■ **Requirements**
Every entry that follows should be reproduced exactly.

Items listed in a dataset
^^^^^^^^^^^^^^^^

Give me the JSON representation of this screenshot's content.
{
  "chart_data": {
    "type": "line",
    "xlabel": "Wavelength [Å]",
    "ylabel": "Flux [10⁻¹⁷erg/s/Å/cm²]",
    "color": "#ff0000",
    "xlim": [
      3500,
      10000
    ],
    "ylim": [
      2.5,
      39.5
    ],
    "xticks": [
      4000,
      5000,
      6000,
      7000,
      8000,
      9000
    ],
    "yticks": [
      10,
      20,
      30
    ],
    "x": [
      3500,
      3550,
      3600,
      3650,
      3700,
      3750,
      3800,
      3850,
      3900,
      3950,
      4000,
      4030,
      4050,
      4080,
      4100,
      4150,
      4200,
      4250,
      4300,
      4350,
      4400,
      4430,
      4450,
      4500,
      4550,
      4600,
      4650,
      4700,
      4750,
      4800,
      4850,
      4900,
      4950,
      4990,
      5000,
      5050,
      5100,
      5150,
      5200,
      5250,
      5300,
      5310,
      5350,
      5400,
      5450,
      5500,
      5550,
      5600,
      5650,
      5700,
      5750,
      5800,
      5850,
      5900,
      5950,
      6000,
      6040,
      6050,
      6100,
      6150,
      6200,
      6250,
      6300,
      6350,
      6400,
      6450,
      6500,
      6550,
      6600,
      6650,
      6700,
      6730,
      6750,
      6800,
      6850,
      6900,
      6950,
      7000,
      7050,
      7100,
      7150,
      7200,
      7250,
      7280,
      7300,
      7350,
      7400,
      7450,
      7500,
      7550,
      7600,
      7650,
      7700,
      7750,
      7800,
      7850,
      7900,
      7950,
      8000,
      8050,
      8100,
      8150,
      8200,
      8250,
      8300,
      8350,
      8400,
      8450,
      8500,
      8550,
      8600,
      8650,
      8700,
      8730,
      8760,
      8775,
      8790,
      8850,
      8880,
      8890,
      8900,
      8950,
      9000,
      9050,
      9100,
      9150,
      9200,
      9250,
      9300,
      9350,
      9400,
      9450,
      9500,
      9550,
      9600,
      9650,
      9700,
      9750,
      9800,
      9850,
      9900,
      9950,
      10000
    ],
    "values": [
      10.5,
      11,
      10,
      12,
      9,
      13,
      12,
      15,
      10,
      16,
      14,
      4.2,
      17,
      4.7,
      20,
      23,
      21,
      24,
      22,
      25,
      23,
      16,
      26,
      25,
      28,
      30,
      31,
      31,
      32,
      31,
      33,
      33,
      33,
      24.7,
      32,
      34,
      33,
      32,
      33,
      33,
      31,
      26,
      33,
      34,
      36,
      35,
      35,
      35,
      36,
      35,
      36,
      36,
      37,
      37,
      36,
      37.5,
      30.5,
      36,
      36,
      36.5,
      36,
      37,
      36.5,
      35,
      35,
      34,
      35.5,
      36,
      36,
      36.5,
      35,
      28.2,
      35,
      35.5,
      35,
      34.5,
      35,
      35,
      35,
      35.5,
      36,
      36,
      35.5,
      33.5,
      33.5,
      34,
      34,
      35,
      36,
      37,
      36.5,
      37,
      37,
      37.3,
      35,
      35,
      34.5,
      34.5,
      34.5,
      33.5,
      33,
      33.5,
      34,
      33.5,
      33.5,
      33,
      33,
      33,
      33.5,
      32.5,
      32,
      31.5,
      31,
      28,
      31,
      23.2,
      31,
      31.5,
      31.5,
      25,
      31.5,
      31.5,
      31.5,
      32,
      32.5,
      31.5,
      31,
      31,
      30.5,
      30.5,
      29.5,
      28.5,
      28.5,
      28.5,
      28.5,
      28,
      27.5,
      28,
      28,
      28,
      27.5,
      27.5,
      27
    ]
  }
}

^^^^^^^^^^^^^^^^

■ **Written response**
Give me the JSON representation of this screenshot's content.
{
  "chart_data": {
    "type": "line",
    "xlabel": "Wavelength [Å]",
    "ylabel": "Flux [10⁻¹⁷erg/s/Å/cm²]",
    "color": "#ff0000",
    "xlim": [
      3500,
      10000
    ],
    "ylim": [
      2.5,
      39.5
    ],
    "xticks": [
      4000,
      5000,
      6000,
      7000,
      8000,
      9000
    ],
    "yticks": [
      10,
      20,
      30
    ],
    "x": [
      3500,
      3550,
      3600,
      3650,
      3700,
      3750,
      3800,
      3850,
      3900,
      3950,
      4000,
      4030,
      4050,
      4080,
      4100,
      4150,
      4200,
      4250,
      4300,
      4350,
      4400,
      4430,
      4450,
      4500,
      4550,
      4600,
      4650,
      4700,
      4750,
      4800,
      4850,
      4900,
      4950,
      4990,
      5000,
      5050,
      5100,
      5150,
      5200,
      5250,
      5300,
      5310,
      5350,
      5400,
      5450,
      5500,
      5550,
      5600,
      5650,
      5700,
      5750,
      5800,
      5850,
      5900,
      5950,
      6000,
      6040,
      6050,
      6100,
      6150,
      6200,
      6250,
      6300,
      6350,
      6400,
      6450,
      6500,
      6550,
      6600,
      6650,
      6700,
      6730,
      6750,
      6800,
      6850,
      6900,
      6950,
      7000,
      7050,
      7100,
      7150,
      7200,
      7250,
      7280,
      7300,
      7350,
      7400,
      7450,
      7500,
      7550,
      7600,
      7650,
      7700,
      7750,
      7800,
      7850,
      7900,
      7950,
      8000,
      8050,
      8100,
      8150,
      8200,
      8250,
      8300,
      8350,
      8400,
      8450,
      8500,
      8550,
      8600,
      8650,
      8700,
      8730,
      8760,
      8775,
      8790,
      8850,
      8880,
      8890,
      8900,
      8950,
      9000,
      9050,
      9100,
      9150,
      9200,
      9250,
      9300,
      9350,
      9400,
      9450,
      9500,
      9550,
      9600,
      9650,
      9700,
      9750,
      9800,
      9850,
      9900,
      9950,
      10000
    ],
    "values": [
      10.5,
      11,
      10,
      12,
      9,
      13,
      12,
      15,
      10,
      16,
      14,
      4.2,
      17,
      4.7,
      20,
      23,
      21,
      24,
      22,
      25,
      23,
      16,
      26,
      25,
      28,
      30,
      31,
      31,
      32,
      31,
      33,
      33,
      33,
      24.7,
      32,
      34,
      33,
      32,
      33,
      33,
      31,
      26,
      33,
      34,
      36,
      35,
      35,
      35,
      36,
      35,
      36,
      36,
      37,
      37,
      36,
      37.5,
      30.5,
      36,
      36,
      36.5,
      36,
      37,
      36.5,
      35,
      35,
      34,
      35.5,
      36,
      36,
      36.5,
      35,
      28.2,
      35,
      35.5,
      35,
      34.5,
      35,
      35,
      35,
      35.5,
      36,
      36,
      35.5,
      33.5,
      33.5,
      34,
      34,
      35,
      36,
      37,
      36.5,
      37,
      37,
      37.3,
      35,
      35,
      34.5,
      34.5,
      34.5,
      33.5,
      33,
      33.5,
      34,
      33.5,
      33.5,
      33,
      33,
      33,
      33.5,
      32.5,
      32,
      31.5,
      31,
      28,
      31,
      23.2,
      31,
      31.5,
      31.5,
      25,
      31.5,
      31.5,
      31.5,
      32,
      32.5,
      31.5,
      31,
      31,
      30.5,
      30.5,
      29.5,
      28.5,
      28.5,
      28.5,
      28.5,
      28,
      27.5,
      28,
      28,
      28,
      27.5,
      27.5,
      27
    ]
  }
}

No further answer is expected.